** start of MATERIAL FOR THIS TASK **

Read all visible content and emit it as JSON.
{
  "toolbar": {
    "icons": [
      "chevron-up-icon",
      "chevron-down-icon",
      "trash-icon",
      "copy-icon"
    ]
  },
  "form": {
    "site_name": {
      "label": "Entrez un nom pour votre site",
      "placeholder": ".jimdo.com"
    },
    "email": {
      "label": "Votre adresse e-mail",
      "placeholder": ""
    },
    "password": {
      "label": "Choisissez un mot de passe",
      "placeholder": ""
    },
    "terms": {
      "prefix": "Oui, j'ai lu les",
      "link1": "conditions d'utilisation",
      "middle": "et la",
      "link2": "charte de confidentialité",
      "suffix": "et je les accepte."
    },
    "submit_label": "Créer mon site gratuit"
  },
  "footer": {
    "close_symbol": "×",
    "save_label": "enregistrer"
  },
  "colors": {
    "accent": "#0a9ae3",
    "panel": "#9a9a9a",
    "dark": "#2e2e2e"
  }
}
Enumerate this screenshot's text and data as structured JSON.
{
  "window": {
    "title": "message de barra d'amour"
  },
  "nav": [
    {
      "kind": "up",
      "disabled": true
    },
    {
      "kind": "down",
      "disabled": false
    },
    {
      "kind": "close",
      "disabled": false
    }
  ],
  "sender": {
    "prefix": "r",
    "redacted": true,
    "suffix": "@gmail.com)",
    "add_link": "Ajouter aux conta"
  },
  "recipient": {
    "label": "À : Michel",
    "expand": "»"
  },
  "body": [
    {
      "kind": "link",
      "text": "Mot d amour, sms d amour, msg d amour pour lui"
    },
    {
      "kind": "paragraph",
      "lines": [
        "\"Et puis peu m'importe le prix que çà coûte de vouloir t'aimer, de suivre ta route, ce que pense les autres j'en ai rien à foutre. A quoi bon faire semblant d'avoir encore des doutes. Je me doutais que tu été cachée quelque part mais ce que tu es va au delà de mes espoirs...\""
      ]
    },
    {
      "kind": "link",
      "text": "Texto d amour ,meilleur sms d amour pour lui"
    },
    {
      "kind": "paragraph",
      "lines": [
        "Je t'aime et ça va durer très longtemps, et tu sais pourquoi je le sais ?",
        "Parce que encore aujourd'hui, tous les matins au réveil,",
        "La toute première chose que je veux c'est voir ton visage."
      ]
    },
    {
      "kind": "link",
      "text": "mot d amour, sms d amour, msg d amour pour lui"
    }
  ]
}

** end of MATERIAL FOR THIS TASK **

• [SET TASK]: Take the records above and return them exactly as written.

• [OUTPUT OF THE EXERCISE]:
Read all visible content and emit it as JSON.
{
  "toolbar": {
    "icons": [
      "chevron-up-icon",
      "chevron-down-icon",
      "trash-icon",
      "copy-icon"
    ]
  },
  "form": {
    "site_name": {
      "label": "Entrez un nom pour votre site",
      "placeholder": ".jimdo.com"
    },
    "email": {
      "label": "Votre adresse e-mail",
      "placeholder": ""
    },
    "password": {
      "label": "Choisissez un mot de passe",
      "placeholder": ""
    },
    "terms": {
      "prefix": "Oui, j'ai lu les",
      "link1": "conditions d'utilisation",
      "middle": "et la",
      "link2": "charte de confidentialité",
      "suffix": "et je les accepte."
    },
    "submit_label": "Créer mon site gratuit"
  },
  "footer": {
    "close_symbol": "×",
    "save_label": "enregistrer"
  },
  "colors": {
    "accent": "#0a9ae3",
    "panel": "#9a9a9a",
    "dark": "#2e2e2e"
  }
}
Enumerate this screenshot's text and data as structured JSON.
{
  "window": {
    "title": "message de barra d'amour"
  },
  "nav": [
    {
      "kind": "up",
      "disabled": true
    },
    {
      "kind": "down",
      "disabled": false
    },
    {
      "kind": "close",
      "disabled": false
    }
  ],
  "sender": {
    "prefix": "r",
    "redacted": true,
    "suffix": "@gmail.com)",
    "add_link": "Ajouter aux conta"
  },
  "recipient": {
    "label": "À : Michel",
    "expand": "»"
  },
  "body": [
    {
      "kind": "link",
      "text": "Mot d amour, sms d amour, msg d amour pour lui"
    },
    {
      "kind": "paragraph",
      "lines": [
        "\"Et puis peu m'importe le prix que çà coûte de vouloir t'aimer, de suivre ta route, ce que pense les autres j'en ai rien à foutre. A quoi bon faire semblant d'avoir encore des doutes. Je me doutais que tu été cachée quelque part mais ce que tu es va au delà de mes espoirs...\""
      ]
    },
    {
      "kind": "link",
      "text": "Texto d amour ,meilleur sms d amour pour lui"
    },
    {
      "kind": "paragraph",
      "lines": [
        "Je t'aime et ça va durer très longtemps, et tu sais pourquoi je le sais ?",
        "Parce que encore aujourd'hui, tous les matins au réveil,",
        "La toute première chose que je veux c'est voir ton visage."
      ]
    },
    {
      "kind": "link",
      "text": "mot d amour, sms d amour, msg d amour pour lui"
    }
  ]
}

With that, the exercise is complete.